(Dataset items)
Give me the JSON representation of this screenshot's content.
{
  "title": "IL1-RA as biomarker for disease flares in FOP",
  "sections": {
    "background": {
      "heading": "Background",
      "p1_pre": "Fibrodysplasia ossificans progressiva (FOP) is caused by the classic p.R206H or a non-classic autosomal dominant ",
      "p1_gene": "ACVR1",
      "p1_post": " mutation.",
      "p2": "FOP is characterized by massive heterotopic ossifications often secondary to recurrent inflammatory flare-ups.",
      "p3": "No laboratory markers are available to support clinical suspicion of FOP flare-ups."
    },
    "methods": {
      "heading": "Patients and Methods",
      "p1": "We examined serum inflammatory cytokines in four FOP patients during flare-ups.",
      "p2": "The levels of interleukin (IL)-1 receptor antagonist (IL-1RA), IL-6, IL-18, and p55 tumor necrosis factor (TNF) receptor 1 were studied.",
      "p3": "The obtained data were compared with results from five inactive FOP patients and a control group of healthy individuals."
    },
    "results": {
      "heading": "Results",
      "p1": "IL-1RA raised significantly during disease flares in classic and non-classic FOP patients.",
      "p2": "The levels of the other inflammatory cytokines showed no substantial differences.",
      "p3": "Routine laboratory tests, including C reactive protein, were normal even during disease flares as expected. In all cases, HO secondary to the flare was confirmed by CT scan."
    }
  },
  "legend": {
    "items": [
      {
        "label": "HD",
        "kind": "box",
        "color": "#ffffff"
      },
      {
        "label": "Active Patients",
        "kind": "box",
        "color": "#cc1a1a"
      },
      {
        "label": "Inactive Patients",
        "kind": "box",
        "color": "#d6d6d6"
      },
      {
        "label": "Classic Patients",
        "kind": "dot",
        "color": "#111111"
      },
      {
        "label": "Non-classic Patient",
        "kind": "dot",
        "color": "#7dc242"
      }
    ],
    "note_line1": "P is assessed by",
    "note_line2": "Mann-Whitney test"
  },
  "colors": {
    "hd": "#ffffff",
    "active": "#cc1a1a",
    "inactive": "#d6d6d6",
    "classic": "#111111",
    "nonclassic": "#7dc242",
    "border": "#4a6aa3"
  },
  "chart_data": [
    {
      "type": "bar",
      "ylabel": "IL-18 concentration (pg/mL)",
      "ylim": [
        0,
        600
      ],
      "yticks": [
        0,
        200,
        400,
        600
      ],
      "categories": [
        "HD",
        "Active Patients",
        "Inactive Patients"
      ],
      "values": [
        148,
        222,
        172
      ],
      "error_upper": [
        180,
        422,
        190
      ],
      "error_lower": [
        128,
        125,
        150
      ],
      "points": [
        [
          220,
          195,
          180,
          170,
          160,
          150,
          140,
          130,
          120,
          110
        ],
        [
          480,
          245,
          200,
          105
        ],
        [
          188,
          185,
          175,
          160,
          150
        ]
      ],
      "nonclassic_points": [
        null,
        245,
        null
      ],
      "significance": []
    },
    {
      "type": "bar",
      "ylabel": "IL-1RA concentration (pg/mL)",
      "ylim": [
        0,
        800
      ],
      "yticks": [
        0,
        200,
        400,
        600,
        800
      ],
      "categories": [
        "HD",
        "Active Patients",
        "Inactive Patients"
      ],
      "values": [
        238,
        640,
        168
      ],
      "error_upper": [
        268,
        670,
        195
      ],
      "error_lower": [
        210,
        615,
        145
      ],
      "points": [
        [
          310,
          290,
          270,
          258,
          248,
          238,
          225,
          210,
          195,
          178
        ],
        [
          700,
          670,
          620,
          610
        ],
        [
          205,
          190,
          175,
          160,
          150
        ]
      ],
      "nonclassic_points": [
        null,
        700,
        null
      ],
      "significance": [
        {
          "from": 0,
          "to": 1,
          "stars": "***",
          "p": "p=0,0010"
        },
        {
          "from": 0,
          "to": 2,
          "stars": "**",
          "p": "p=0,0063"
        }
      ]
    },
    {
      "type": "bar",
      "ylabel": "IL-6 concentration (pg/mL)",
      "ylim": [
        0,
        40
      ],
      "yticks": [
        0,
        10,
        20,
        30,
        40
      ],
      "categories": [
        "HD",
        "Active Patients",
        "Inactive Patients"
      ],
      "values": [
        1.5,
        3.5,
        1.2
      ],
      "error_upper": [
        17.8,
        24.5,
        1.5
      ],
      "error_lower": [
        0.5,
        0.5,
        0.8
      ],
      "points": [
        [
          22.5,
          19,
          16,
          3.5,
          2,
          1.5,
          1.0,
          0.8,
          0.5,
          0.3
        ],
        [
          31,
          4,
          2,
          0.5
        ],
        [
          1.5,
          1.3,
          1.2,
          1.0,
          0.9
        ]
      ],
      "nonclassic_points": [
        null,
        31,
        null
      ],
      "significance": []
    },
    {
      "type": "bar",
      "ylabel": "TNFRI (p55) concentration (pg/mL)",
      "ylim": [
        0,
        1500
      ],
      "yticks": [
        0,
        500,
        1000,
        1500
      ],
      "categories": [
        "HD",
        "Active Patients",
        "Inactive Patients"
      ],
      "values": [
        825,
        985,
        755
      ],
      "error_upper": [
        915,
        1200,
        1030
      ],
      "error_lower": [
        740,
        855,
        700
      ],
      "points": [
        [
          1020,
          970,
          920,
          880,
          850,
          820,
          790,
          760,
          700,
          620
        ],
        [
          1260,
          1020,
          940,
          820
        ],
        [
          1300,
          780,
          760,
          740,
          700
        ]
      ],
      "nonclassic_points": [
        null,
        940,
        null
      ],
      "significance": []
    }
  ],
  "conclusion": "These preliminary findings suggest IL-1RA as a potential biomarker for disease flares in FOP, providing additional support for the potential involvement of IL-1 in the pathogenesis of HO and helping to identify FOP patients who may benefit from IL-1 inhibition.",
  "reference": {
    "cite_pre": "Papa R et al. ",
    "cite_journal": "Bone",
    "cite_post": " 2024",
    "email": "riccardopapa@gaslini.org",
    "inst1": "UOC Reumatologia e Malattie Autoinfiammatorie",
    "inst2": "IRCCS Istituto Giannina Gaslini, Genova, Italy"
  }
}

- _Task goal_:
Only lines holding the word "heading" belong in the answer; copy all of them from the records.

- _Expected answer_:
      "heading": "Background",
      "heading": "Patients and Methods",
      "heading": "Results",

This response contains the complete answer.